Requirements
Reproduce the listing exactly, with no pictures in your copy.

Excerpt from a dataset
** Start **

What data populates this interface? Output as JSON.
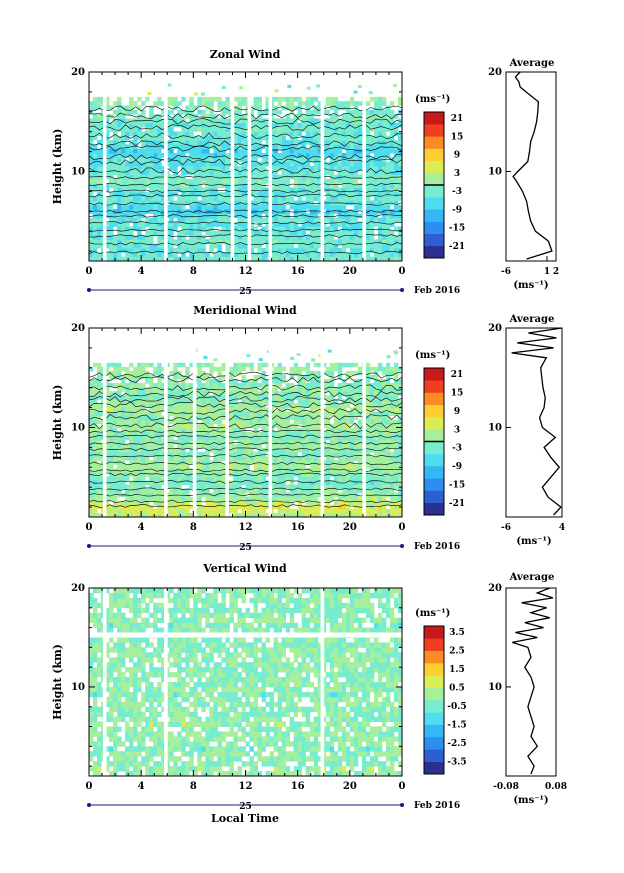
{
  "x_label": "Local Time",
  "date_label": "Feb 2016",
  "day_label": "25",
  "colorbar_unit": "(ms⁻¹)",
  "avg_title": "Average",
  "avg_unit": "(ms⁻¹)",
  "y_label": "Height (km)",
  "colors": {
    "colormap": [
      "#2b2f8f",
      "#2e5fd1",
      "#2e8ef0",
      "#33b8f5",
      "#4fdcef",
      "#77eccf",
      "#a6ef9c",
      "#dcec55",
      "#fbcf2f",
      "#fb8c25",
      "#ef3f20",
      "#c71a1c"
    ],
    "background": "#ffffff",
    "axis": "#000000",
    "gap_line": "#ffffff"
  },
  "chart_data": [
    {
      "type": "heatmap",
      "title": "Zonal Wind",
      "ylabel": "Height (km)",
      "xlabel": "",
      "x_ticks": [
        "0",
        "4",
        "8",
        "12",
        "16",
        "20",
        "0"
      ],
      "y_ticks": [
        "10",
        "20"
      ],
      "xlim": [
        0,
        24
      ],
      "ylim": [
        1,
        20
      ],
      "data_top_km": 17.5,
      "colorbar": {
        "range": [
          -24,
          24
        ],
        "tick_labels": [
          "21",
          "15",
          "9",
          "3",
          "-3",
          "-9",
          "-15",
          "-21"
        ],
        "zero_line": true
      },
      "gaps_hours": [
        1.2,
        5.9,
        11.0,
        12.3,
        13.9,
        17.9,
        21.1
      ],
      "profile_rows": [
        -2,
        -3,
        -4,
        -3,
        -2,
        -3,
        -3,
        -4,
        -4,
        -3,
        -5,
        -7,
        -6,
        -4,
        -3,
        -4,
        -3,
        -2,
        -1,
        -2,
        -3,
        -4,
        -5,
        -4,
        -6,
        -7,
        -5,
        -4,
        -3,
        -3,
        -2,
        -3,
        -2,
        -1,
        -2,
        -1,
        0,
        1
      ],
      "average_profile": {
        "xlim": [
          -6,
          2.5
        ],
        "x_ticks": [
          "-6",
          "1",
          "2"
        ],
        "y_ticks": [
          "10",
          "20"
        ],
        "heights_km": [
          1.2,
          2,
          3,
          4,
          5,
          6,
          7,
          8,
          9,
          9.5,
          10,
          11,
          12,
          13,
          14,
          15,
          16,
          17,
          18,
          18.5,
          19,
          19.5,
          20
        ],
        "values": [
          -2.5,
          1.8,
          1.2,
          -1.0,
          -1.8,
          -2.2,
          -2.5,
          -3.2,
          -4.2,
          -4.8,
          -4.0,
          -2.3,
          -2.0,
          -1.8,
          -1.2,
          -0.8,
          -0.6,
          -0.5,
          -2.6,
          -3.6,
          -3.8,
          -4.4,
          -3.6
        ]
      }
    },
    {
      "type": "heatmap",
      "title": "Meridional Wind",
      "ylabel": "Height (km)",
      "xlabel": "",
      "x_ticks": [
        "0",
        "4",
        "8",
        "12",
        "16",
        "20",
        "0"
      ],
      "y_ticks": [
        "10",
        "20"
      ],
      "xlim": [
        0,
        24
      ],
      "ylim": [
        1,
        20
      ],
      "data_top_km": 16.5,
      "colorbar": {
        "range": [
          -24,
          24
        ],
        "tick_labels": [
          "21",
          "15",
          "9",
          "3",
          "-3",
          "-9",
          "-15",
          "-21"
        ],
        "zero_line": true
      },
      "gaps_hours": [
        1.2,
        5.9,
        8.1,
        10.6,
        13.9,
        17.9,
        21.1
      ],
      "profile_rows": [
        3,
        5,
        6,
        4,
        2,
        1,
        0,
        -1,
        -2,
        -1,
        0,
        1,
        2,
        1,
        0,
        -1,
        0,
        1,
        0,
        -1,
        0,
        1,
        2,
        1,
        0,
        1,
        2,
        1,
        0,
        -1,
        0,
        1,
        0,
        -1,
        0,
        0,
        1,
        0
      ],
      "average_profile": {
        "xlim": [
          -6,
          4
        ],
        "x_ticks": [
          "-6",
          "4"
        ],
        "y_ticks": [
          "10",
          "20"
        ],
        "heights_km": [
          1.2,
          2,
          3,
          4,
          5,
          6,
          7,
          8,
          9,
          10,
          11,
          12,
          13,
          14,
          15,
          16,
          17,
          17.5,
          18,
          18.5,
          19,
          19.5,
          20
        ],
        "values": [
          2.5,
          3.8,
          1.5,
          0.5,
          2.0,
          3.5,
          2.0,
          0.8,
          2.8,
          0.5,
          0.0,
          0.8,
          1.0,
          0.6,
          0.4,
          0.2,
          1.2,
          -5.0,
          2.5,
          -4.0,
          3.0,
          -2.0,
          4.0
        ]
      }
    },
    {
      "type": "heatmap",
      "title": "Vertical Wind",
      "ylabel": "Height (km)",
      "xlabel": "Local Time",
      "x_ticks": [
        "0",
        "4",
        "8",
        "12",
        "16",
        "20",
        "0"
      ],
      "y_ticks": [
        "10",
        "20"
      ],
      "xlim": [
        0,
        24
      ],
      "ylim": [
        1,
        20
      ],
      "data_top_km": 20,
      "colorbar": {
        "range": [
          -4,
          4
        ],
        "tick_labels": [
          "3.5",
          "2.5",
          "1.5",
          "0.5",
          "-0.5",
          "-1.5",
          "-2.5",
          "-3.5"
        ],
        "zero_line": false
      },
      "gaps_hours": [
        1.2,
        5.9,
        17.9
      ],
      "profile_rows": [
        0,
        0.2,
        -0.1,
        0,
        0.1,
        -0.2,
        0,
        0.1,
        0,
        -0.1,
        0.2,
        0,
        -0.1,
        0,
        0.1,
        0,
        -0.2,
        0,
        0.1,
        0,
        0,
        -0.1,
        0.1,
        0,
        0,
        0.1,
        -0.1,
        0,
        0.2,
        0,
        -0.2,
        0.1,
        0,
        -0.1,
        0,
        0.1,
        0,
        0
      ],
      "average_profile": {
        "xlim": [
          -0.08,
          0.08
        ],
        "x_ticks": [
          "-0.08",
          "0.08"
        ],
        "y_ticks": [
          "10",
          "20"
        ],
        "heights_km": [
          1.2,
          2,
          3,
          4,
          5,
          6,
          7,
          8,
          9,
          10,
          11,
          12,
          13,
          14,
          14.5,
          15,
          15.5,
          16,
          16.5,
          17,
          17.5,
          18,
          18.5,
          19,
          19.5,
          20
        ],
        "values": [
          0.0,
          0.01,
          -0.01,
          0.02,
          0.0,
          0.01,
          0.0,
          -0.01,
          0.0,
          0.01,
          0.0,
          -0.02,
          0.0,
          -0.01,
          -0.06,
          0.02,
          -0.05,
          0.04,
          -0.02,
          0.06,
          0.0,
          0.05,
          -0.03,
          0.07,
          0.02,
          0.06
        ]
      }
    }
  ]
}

** End **

Answer
What data populates this interface? Output as JSON.
{
  "x_label": "Local Time",
  "date_label": "Feb 2016",
  "day_label": "25",
  "colorbar_unit": "(ms⁻¹)",
  "avg_title": "Average",
  "avg_unit": "(ms⁻¹)",
  "y_label": "Height (km)",
  "colors": {
    "colormap": [
      "#2b2f8f",
      "#2e5fd1",
      "#2e8ef0",
      "#33b8f5",
      "#4fdcef",
      "#77eccf",
      "#a6ef9c",
      "#dcec55",
      "#fbcf2f",
      "#fb8c25",
      "#ef3f20",
      "#c71a1c"
    ],
    "background": "#ffffff",
    "axis": "#000000",
    "gap_line": "#ffffff"
  },
  "chart_data": [
    {
      "type": "heatmap",
      "title": "Zonal Wind",
      "ylabel": "Height (km)",
      "xlabel": "",
      "x_ticks": [
        "0",
        "4",
        "8",
        "12",
        "16",
        "20",
        "0"
      ],
      "y_ticks": [
        "10",
        "20"
      ],
      "xlim": [
        0,
        24
      ],
      "ylim": [
        1,
        20
      ],
      "data_top_km": 17.5,
      "colorbar": {
        "range": [
          -24,
          24
        ],
        "tick_labels": [
          "21",
          "15",
          "9",
          "3",
          "-3",
          "-9",
          "-15",
          "-21"
        ],
        "zero_line": true
      },
      "gaps_hours": [
        1.2,
        5.9,
        11.0,
        12.3,
        13.9,
        17.9,
        21.1
      ],
      "profile_rows": [
        -2,
        -3,
        -4,
        -3,
        -2,
        -3,
        -3,
        -4,
        -4,
        -3,
        -5,
        -7,
        -6,
        -4,
        -3,
        -4,
        -3,
        -2,
        -1,
        -2,
        -3,
        -4,
        -5,
        -4,
        -6,
        -7,
        -5,
        -4,
        -3,
        -3,
        -2,
        -3,
        -2,
        -1,
        -2,
        -1,
        0,
        1
      ],
      "average_profile": {
        "xlim": [
          -6,
          2.5
        ],
        "x_ticks": [
          "-6",
          "1",
          "2"
        ],
        "y_ticks": [
          "10",
          "20"
        ],
        "heights_km": [
          1.2,
          2,
          3,
          4,
          5,
          6,
          7,
          8,
          9,
          9.5,
          10,
          11,
          12,
          13,
          14,
          15,
          16,
          17,
          18,
          18.5,
          19,
          19.5,
          20
        ],
        "values": [
          -2.5,
          1.8,
          1.2,
          -1.0,
          -1.8,
          -2.2,
          -2.5,
          -3.2,
          -4.2,
          -4.8,
          -4.0,
          -2.3,
          -2.0,
          -1.8,
          -1.2,
          -0.8,
          -0.6,
          -0.5,
          -2.6,
          -3.6,
          -3.8,
          -4.4,
          -3.6
        ]
      }
    },
    {
      "type": "heatmap",
      "title": "Meridional Wind",
      "ylabel": "Height (km)",
      "xlabel": "",
      "x_ticks": [
        "0",
        "4",
        "8",
        "12",
        "16",
        "20",
        "0"
      ],
      "y_ticks": [
        "10",
        "20"
      ],
      "xlim": [
        0,
        24
      ],
      "ylim": [
        1,
        20
      ],
      "data_top_km": 16.5,
      "colorbar": {
        "range": [
          -24,
          24
        ],
        "tick_labels": [
          "21",
          "15",
          "9",
          "3",
          "-3",
          "-9",
          "-15",
          "-21"
        ],
        "zero_line": true
      },
      "gaps_hours": [
        1.2,
        5.9,
        8.1,
        10.6,
        13.9,
        17.9,
        21.1
      ],
      "profile_rows": [
        3,
        5,
        6,
        4,
        2,
        1,
        0,
        -1,
        -2,
        -1,
        0,
        1,
        2,
        1,
        0,
        -1,
        0,
        1,
        0,
        -1,
        0,
        1,
        2,
        1,
        0,
        1,
        2,
        1,
        0,
        -1,
        0,
        1,
        0,
        -1,
        0,
        0,
        1,
        0
      ],
      "average_profile": {
        "xlim": [
          -6,
          4
        ],
        "x_ticks": [
          "-6",
          "4"
        ],
        "y_ticks": [
          "10",
          "20"
        ],
        "heights_km": [
          1.2,
          2,
          3,
          4,
          5,
          6,
          7,
          8,
          9,
          10,
          11,
          12,
          13,
          14,
          15,
          16,
          17,
          17.5,
          18,
          18.5,
          19,
          19.5,
          20
        ],
        "values": [
          2.5,
          3.8,
          1.5,
          0.5,
          2.0,
          3.5,
          2.0,
          0.8,
          2.8,
          0.5,
          0.0,
          0.8,
          1.0,
          0.6,
          0.4,
          0.2,
          1.2,
          -5.0,
          2.5,
          -4.0,
          3.0,
          -2.0,
          4.0
        ]
      }
    },
    {
      "type": "heatmap",
      "title": "Vertical Wind",
      "ylabel": "Height (km)",
      "xlabel": "Local Time",
      "x_ticks": [
        "0",
        "4",
        "8",
        "12",
        "16",
        "20",
        "0"
      ],
      "y_ticks": [
        "10",
        "20"
      ],
      "xlim": [
        0,
        24
      ],
      "ylim": [
        1,
        20
      ],
      "data_top_km": 20,
      "colorbar": {
        "range": [
          -4,
          4
        ],
        "tick_labels": [
          "3.5",
          "2.5",
          "1.5",
          "0.5",
          "-0.5",
          "-1.5",
          "-2.5",
          "-3.5"
        ],
        "zero_line": false
      },
      "gaps_hours": [
        1.2,
        5.9,
        17.9
      ],
      "profile_rows": [
        0,
        0.2,
        -0.1,
        0,
        0.1,
        -0.2,
        0,
        0.1,
        0,
        -0.1,
        0.2,
        0,
        -0.1,
        0,
        0.1,
        0,
        -0.2,
        0,
        0.1,
        0,
        0,
        -0.1,
        0.1,
        0,
        0,
        0.1,
        -0.1,
        0,
        0.2,
        0,
        -0.2,
        0.1,
        0,
        -0.1,
        0,
        0.1,
        0,
        0
      ],
      "average_profile": {
        "xlim": [
          -0.08,
          0.08
        ],
        "x_ticks": [
          "-0.08",
          "0.08"
        ],
        "y_ticks": [
          "10",
          "20"
        ],
        "heights_km": [
          1.2,
          2,
          3,
          4,
          5,
          6,
          7,
          8,
          9,
          10,
          11,
          12,
          13,
          14,
          14.5,
          15,
          15.5,
          16,
          16.5,
          17,
          17.5,
          18,
          18.5,
          19,
          19.5,
          20
        ],
        "values": [
          0.0,
          0.01,
          -0.01,
          0.02,
          0.0,
          0.01,
          0.0,
          -0.01,
          0.0,
          0.01,
          0.0,
          -0.02,
          0.0,
          -0.01,
          -0.06,
          0.02,
          -0.05,
          0.04,
          -0.02,
          0.06,
          0.0,
          0.05,
          -0.03,
          0.07,
          0.02,
          0.06
        ]
      }
    }
  ]
}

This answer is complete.